--- start ---

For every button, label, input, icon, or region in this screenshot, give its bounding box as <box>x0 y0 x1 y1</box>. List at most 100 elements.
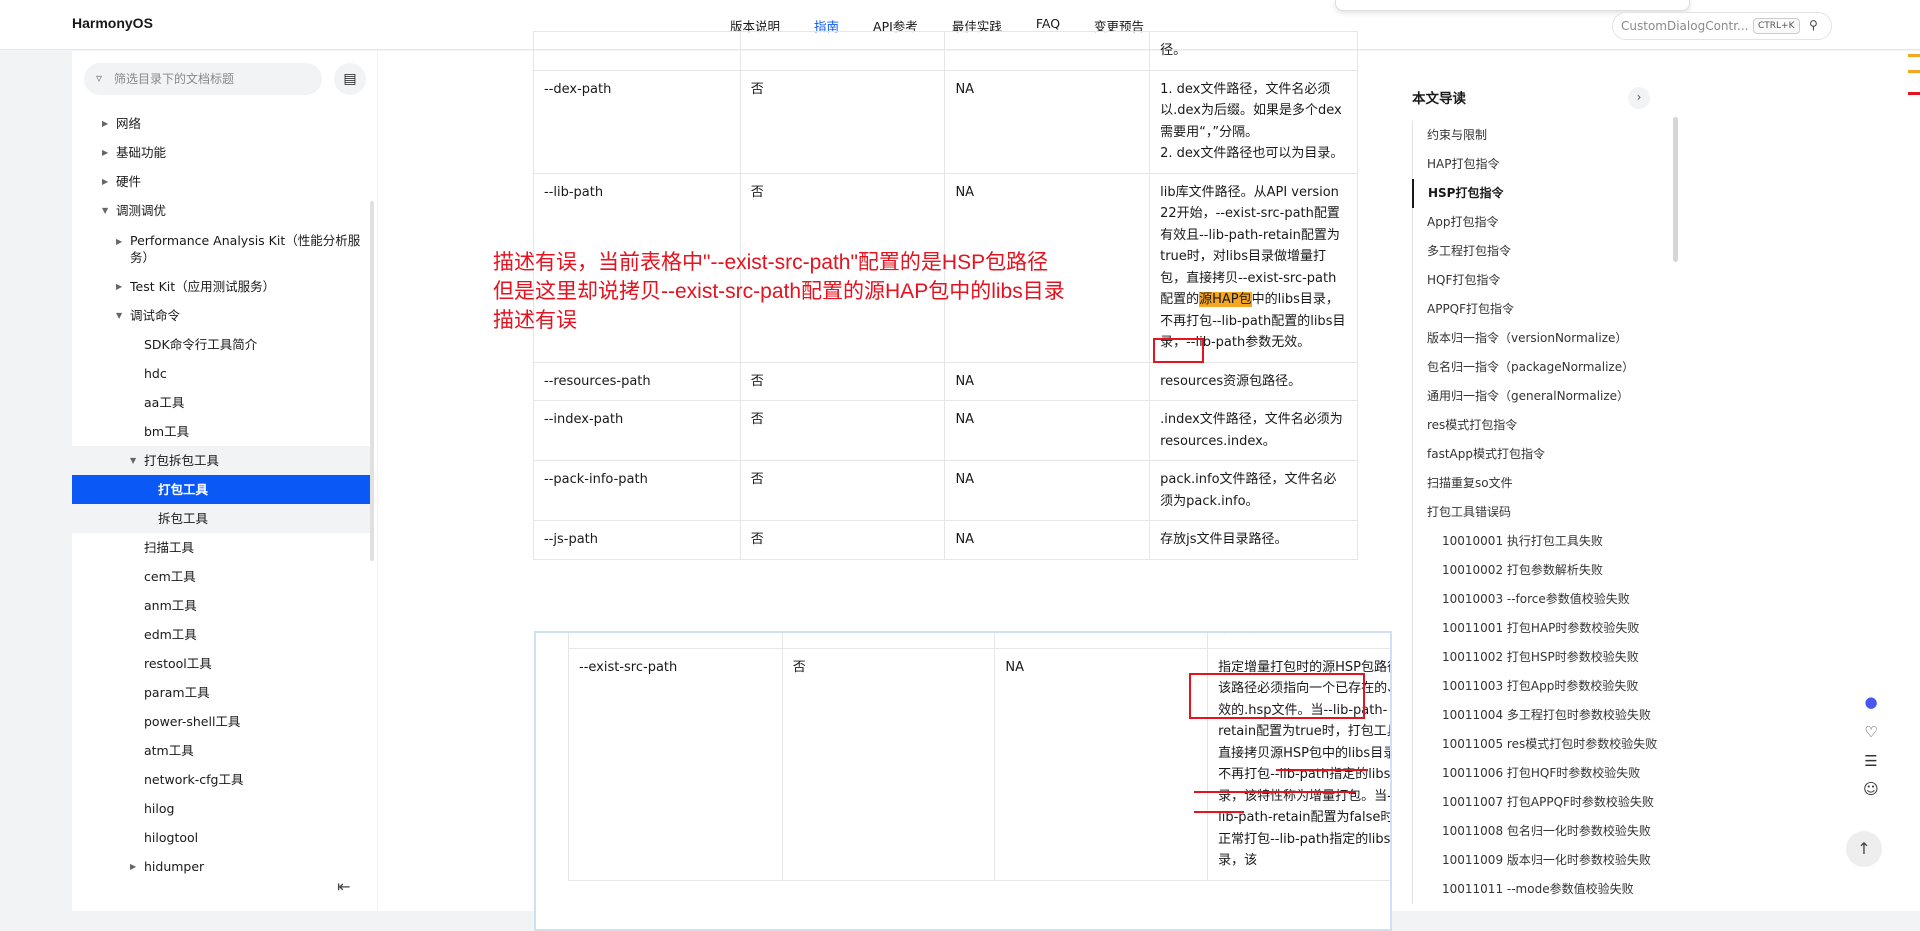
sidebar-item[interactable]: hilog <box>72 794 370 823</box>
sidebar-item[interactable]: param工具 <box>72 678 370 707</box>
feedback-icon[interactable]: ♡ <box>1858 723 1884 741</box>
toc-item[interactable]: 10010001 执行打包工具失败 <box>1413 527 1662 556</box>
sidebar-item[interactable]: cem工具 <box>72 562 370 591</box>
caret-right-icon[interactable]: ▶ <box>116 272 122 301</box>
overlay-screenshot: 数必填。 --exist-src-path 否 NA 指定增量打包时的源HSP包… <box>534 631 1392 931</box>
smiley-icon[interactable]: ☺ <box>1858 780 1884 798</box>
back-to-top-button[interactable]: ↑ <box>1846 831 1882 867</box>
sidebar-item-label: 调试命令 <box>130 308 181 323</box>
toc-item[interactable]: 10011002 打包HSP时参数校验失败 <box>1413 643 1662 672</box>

--- end ---

Copy every line of the entries above word for word, leaving out the pictures.

_Exercise output_
For every button, label, input, icon, or region in this screenshot, give its bounding box as <box>x0 y0 x1 y1</box>. List at most 100 elements.
sidebar-item[interactable]: hilog <box>72 794 370 823</box>
sidebar-item[interactable]: param工具 <box>72 678 370 707</box>
feedback-icon[interactable]: ♡ <box>1858 723 1884 741</box>
toc-item[interactable]: 10010001 执行打包工具失败 <box>1413 527 1662 556</box>
sidebar-item[interactable]: cem工具 <box>72 562 370 591</box>
caret-right-icon[interactable]: ▶ <box>116 272 122 301</box>
overlay-screenshot: 数必填。 --exist-src-path 否 NA 指定增量打包时的源HSP包… <box>534 631 1392 931</box>
smiley-icon[interactable]: ☺ <box>1858 780 1884 798</box>
back-to-top-button[interactable]: ↑ <box>1846 831 1882 867</box>
sidebar-item-label: 调试命令 <box>130 308 181 323</box>
toc-item[interactable]: 10011002 打包HSP时参数校验失败 <box>1413 643 1662 672</box>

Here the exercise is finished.